> _Provided information_:
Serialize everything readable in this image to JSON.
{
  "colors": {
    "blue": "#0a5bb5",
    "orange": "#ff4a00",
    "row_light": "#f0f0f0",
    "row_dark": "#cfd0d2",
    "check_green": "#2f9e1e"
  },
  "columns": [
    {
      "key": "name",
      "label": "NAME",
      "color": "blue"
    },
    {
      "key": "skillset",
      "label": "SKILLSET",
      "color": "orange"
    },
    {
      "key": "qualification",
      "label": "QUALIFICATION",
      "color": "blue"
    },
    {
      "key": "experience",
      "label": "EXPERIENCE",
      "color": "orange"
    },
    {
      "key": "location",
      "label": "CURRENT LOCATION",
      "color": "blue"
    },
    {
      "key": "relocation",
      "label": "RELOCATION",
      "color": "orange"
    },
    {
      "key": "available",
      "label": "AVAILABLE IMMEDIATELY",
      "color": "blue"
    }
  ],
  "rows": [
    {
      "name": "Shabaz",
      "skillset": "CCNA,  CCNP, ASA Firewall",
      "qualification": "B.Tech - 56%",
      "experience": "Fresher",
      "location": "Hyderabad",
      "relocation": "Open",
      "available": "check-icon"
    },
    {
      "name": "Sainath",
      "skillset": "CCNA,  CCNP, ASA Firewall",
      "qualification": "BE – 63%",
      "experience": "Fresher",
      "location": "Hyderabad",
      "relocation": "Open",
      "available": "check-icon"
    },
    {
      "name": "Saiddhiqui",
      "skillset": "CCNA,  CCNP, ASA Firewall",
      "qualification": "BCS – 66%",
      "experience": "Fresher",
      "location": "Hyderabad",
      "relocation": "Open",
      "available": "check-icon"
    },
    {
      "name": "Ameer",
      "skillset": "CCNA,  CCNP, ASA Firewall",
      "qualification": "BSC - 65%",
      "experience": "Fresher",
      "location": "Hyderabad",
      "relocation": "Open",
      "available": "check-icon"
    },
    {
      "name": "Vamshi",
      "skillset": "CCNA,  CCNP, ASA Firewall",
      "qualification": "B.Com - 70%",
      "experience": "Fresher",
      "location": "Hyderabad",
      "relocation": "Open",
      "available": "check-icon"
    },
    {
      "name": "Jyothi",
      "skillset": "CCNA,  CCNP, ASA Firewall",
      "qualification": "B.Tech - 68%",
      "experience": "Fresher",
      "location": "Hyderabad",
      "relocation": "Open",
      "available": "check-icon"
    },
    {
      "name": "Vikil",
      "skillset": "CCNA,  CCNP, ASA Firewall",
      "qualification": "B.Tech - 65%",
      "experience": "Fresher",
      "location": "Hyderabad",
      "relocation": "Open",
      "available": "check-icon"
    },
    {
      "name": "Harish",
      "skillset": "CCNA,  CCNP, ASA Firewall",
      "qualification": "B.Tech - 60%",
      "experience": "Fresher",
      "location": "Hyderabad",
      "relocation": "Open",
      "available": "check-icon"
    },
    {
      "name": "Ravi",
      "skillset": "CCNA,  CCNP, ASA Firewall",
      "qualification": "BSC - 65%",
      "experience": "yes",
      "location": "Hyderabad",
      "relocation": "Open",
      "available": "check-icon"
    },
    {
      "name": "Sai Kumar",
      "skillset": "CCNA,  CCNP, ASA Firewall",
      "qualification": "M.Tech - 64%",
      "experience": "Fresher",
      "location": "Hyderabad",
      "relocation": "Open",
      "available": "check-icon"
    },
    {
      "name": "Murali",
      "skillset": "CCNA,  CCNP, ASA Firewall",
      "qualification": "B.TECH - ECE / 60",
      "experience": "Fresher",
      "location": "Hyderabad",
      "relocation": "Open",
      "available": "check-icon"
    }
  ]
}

> _Your task_:
Write out all the records above again, exactly as they stand.

> _Answer to the exercise_:
Serialize everything readable in this image to JSON.
{
  "colors": {
    "blue": "#0a5bb5",
    "orange": "#ff4a00",
    "row_light": "#f0f0f0",
    "row_dark": "#cfd0d2",
    "check_green": "#2f9e1e"
  },
  "columns": [
    {
      "key": "name",
      "label": "NAME",
      "color": "blue"
    },
    {
      "key": "skillset",
      "label": "SKILLSET",
      "color": "orange"
    },
    {
      "key": "qualification",
      "label": "QUALIFICATION",
      "color": "blue"
    },
    {
      "key": "experience",
      "label": "EXPERIENCE",
      "color": "orange"
    },
    {
      "key": "location",
      "label": "CURRENT LOCATION",
      "color": "blue"
    },
    {
      "key": "relocation",
      "label": "RELOCATION",
      "color": "orange"
    },
    {
      "key": "available",
      "label": "AVAILABLE IMMEDIATELY",
      "color": "blue"
    }
  ],
  "rows": [
    {
      "name": "Shabaz",
      "skillset": "CCNA,  CCNP, ASA Firewall",
      "qualification": "B.Tech - 56%",
      "experience": "Fresher",
      "location": "Hyderabad",
      "relocation": "Open",
      "available": "check-icon"
    },
    {
      "name": "Sainath",
      "skillset": "CCNA,  CCNP, ASA Firewall",
      "qualification": "BE – 63%",
      "experience": "Fresher",
      "location": "Hyderabad",
      "relocation": "Open",
      "available": "check-icon"
    },
    {
      "name": "Saiddhiqui",
      "skillset": "CCNA,  CCNP, ASA Firewall",
      "qualification": "BCS – 66%",
      "experience": "Fresher",
      "location": "Hyderabad",
      "relocation": "Open",
      "available": "check-icon"
    },
    {
      "name": "Ameer",
      "skillset": "CCNA,  CCNP, ASA Firewall",
      "qualification": "BSC - 65%",
      "experience": "Fresher",
      "location": "Hyderabad",
      "relocation": "Open",
      "available": "check-icon"
    },
    {
      "name": "Vamshi",
      "skillset": "CCNA,  CCNP, ASA Firewall",
      "qualification": "B.Com - 70%",
      "experience": "Fresher",
      "location": "Hyderabad",
      "relocation": "Open",
      "available": "check-icon"
    },
    {
      "name": "Jyothi",
      "skillset": "CCNA,  CCNP, ASA Firewall",
      "qualification": "B.Tech - 68%",
      "experience": "Fresher",
      "location": "Hyderabad",
      "relocation": "Open",
      "available": "check-icon"
    },
    {
      "name": "Vikil",
      "skillset": "CCNA,  CCNP, ASA Firewall",
      "qualification": "B.Tech - 65%",
      "experience": "Fresher",
      "location": "Hyderabad",
      "relocation": "Open",
      "available": "check-icon"
    },
    {
      "name": "Harish",
      "skillset": "CCNA,  CCNP, ASA Firewall",
      "qualification": "B.Tech - 60%",
      "experience": "Fresher",
      "location": "Hyderabad",
      "relocation": "Open",
      "available": "check-icon"
    },
    {
      "name": "Ravi",
      "skillset": "CCNA,  CCNP, ASA Firewall",
      "qualification": "BSC - 65%",
      "experience": "yes",
      "location": "Hyderabad",
      "relocation": "Open",
      "available": "check-icon"
    },
    {
      "name": "Sai Kumar",
      "skillset": "CCNA,  CCNP, ASA Firewall",
      "qualification": "M.Tech - 64%",
      "experience": "Fresher",
      "location": "Hyderabad",
      "relocation": "Open",
      "available": "check-icon"
    },
    {
      "name": "Murali",
      "skillset": "CCNA,  CCNP, ASA Firewall",
      "qualification": "B.TECH - ECE / 60",
      "experience": "Fresher",
      "location": "Hyderabad",
      "relocation": "Open",
      "available": "check-icon"
    }
  ]
}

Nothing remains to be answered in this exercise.